| WHAT THE TASK ASKS |
Could you print every record below exactly as it appears?

| ENTRIES SUPPLIED |
<<<<

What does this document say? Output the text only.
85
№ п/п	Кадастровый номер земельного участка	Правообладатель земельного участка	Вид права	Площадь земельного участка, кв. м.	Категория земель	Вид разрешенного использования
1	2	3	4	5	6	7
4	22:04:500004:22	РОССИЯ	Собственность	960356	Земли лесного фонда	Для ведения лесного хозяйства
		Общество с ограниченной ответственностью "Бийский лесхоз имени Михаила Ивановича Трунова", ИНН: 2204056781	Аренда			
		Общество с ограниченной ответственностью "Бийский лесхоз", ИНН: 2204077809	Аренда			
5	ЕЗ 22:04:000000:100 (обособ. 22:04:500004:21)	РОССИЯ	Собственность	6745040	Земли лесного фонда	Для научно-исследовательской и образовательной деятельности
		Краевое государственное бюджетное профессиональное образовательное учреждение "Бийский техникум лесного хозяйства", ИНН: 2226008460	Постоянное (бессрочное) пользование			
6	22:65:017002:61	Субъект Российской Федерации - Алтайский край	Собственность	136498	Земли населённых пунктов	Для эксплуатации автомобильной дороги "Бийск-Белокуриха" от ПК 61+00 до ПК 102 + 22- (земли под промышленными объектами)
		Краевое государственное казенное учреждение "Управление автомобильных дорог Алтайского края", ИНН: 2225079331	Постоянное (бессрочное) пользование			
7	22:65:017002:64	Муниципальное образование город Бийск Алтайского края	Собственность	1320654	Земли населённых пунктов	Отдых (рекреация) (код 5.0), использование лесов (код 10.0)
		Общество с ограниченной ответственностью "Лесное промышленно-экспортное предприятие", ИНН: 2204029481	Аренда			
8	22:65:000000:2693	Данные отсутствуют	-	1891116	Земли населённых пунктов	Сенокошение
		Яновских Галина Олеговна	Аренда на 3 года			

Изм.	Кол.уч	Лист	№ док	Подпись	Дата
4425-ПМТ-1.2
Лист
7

>>>>

| EXERCISE ANSWER |
What does this document say? Output the text only.
85
№ п/п	Кадастровый номер земельного участка	Правообладатель земельного участка	Вид права	Площадь земельного участка, кв. м.	Категория земель	Вид разрешенного использования
1	2	3	4	5	6	7
4	22:04:500004:22	РОССИЯ	Собственность	960356	Земли лесного фонда	Для ведения лесного хозяйства
		Общество с ограниченной ответственностью "Бийский лесхоз имени Михаила Ивановича Трунова", ИНН: 2204056781	Аренда			
		Общество с ограниченной ответственностью "Бийский лесхоз", ИНН: 2204077809	Аренда			
5	ЕЗ 22:04:000000:100 (обособ. 22:04:500004:21)	РОССИЯ	Собственность	6745040	Земли лесного фонда	Для научно-исследовательской и образовательной деятельности
		Краевое государственное бюджетное профессиональное образовательное учреждение "Бийский техникум лесного хозяйства", ИНН: 2226008460	Постоянное (бессрочное) пользование			
6	22:65:017002:61	Субъект Российской Федерации - Алтайский край	Собственность	136498	Земли населённых пунктов	Для эксплуатации автомобильной дороги "Бийск-Белокуриха" от ПК 61+00 до ПК 102 + 22- (земли под промышленными объектами)
		Краевое государственное казенное учреждение "Управление автомобильных дорог Алтайского края", ИНН: 2225079331	Постоянное (бессрочное) пользование			
7	22:65:017002:64	Муниципальное образование город Бийск Алтайского края	Собственность	1320654	Земли населённых пунктов	Отдых (рекреация) (код 5.0), использование лесов (код 10.0)
		Общество с ограниченной ответственностью "Лесное промышленно-экспортное предприятие", ИНН: 2204029481	Аренда			
8	22:65:000000:2693	Данные отсутствуют	-	1891116	Земли населённых пунктов	Сенокошение
		Яновских Галина Олеговна	Аренда на 3 года			

Изм.	Кол.уч	Лист	№ док	Подпись	Дата
4425-ПМТ-1.2
Лист
7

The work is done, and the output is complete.